◆ **PROBLEM DETAILS**
Please give the data below again in full, exactly as it stands.
— start of RECORDED DATA —
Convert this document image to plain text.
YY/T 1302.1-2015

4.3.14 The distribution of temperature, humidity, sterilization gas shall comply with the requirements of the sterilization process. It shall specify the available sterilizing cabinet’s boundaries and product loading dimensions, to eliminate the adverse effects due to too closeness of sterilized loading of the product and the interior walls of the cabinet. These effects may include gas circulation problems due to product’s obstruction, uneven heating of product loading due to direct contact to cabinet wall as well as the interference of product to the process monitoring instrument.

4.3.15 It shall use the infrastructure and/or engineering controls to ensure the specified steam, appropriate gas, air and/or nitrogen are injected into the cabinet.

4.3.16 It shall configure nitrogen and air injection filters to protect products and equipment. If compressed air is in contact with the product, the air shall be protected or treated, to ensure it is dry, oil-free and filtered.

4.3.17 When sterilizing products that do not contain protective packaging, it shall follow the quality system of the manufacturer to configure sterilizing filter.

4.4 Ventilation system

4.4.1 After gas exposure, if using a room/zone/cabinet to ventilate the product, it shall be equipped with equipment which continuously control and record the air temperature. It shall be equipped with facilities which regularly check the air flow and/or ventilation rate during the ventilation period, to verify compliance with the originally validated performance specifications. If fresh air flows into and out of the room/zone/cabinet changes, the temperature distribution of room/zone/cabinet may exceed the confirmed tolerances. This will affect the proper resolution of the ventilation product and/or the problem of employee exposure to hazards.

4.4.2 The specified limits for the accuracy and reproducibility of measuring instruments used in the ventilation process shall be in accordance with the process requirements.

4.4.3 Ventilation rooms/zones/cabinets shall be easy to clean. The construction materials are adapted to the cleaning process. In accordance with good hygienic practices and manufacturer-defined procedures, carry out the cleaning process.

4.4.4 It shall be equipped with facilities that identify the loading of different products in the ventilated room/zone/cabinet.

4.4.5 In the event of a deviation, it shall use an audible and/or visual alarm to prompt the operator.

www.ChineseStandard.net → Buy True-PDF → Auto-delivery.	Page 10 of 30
— end of RECORDED DATA —
◆ **EXERCISE RESPONSE**
Convert this document image to plain text.
YY/T 1302.1-2015

4.3.14 The distribution of temperature, humidity, sterilization gas shall comply with the requirements of the sterilization process. It shall specify the available sterilizing cabinet’s boundaries and product loading dimensions, to eliminate the adverse effects due to too closeness of sterilized loading of the product and the interior walls of the cabinet. These effects may include gas circulation problems due to product’s obstruction, uneven heating of product loading due to direct contact to cabinet wall as well as the interference of product to the process monitoring instrument.

4.3.15 It shall use the infrastructure and/or engineering controls to ensure the specified steam, appropriate gas, air and/or nitrogen are injected into the cabinet.

4.3.16 It shall configure nitrogen and air injection filters to protect products and equipment. If compressed air is in contact with the product, the air shall be protected or treated, to ensure it is dry, oil-free and filtered.

4.3.17 When sterilizing products that do not contain protective packaging, it shall follow the quality system of the manufacturer to configure sterilizing filter.

4.4 Ventilation system

4.4.1 After gas exposure, if using a room/zone/cabinet to ventilate the product, it shall be equipped with equipment which continuously control and record the air temperature. It shall be equipped with facilities which regularly check the air flow and/or ventilation rate during the ventilation period, to verify compliance with the originally validated performance specifications. If fresh air flows into and out of the room/zone/cabinet changes, the temperature distribution of room/zone/cabinet may exceed the confirmed tolerances. This will affect the proper resolution of the ventilation product and/or the problem of employee exposure to hazards.

4.4.2 The specified limits for the accuracy and reproducibility of measuring instruments used in the ventilation process shall be in accordance with the process requirements.

4.4.3 Ventilation rooms/zones/cabinets shall be easy to clean. The construction materials are adapted to the cleaning process. In accordance with good hygienic practices and manufacturer-defined procedures, carry out the cleaning process.

4.4.4 It shall be equipped with facilities that identify the loading of different products in the ventilated room/zone/cabinet.

4.4.5 In the event of a deviation, it shall use an audible and/or visual alarm to prompt the operator.

www.ChineseStandard.net → Buy True-PDF → Auto-delivery.	Page 10 of 30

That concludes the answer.